Only the lines holding the string "this" are needed. Copy each one.

Data entries for graphics
--------------------------------------------------

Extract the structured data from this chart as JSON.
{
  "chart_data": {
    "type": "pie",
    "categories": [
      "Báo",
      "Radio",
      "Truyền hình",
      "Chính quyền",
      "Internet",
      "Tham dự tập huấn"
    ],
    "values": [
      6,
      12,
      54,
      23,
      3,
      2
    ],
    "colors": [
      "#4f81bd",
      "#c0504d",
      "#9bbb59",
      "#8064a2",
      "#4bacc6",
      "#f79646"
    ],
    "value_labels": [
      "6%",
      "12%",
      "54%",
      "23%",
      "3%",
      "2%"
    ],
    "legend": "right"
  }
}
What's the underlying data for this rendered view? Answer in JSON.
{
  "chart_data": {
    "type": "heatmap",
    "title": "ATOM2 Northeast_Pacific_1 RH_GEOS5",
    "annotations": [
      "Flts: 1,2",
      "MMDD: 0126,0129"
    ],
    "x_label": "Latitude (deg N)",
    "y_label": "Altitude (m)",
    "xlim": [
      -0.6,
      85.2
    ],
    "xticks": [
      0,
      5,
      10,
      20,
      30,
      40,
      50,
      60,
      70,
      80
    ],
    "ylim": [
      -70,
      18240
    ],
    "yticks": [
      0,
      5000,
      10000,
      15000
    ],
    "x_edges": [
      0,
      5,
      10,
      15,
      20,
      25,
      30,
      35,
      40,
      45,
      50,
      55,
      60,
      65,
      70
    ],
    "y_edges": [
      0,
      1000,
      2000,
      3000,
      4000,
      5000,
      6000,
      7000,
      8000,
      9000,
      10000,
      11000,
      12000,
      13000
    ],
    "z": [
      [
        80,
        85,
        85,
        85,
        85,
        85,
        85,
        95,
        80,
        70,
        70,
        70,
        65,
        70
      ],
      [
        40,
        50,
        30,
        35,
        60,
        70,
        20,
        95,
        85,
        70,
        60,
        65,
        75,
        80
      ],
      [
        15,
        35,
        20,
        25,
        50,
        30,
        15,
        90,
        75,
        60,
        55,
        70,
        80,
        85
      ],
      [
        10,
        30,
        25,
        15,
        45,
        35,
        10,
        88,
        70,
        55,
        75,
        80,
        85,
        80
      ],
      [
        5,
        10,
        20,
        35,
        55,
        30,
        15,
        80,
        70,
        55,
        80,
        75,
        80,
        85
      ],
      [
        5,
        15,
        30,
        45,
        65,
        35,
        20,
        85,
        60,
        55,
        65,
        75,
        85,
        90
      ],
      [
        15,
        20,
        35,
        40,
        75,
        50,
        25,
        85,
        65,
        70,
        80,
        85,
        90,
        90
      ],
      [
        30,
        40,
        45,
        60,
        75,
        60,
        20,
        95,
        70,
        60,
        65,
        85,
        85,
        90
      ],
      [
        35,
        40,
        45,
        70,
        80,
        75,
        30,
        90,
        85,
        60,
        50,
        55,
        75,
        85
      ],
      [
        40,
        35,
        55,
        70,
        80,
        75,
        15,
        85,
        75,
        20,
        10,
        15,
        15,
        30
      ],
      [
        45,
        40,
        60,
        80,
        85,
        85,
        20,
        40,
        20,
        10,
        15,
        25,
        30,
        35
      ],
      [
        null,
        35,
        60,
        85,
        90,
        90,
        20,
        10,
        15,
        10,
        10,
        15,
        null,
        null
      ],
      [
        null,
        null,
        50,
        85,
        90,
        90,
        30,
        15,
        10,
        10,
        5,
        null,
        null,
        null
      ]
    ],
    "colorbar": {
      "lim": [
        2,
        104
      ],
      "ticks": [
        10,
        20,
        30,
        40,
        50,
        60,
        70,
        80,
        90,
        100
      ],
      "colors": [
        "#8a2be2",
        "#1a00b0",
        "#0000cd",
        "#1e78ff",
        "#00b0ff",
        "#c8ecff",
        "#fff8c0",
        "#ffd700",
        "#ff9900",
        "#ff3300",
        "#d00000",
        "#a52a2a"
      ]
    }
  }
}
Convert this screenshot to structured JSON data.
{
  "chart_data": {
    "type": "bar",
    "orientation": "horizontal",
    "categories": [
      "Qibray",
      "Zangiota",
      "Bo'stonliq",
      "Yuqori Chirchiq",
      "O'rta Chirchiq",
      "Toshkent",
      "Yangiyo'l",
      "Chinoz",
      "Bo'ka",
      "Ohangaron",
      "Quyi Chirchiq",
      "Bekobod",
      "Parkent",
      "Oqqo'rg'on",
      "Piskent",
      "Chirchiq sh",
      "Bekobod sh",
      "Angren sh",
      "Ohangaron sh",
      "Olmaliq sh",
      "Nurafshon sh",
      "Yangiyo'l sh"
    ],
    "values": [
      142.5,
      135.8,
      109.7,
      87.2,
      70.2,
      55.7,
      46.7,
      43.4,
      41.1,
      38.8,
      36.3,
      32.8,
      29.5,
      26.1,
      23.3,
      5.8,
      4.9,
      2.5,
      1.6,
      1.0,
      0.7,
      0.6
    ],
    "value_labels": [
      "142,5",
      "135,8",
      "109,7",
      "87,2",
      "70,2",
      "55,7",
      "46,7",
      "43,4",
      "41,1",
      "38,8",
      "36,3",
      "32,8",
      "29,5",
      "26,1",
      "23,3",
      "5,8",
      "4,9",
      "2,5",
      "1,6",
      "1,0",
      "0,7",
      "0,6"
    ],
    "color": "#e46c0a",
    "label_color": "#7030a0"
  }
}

--------------------------------------------------

_Full answer_.
Extract the structured data from this chart as JSON.
What's the underlying data for this rendered view? Answer in JSON.
Convert this screenshot to structured JSON data.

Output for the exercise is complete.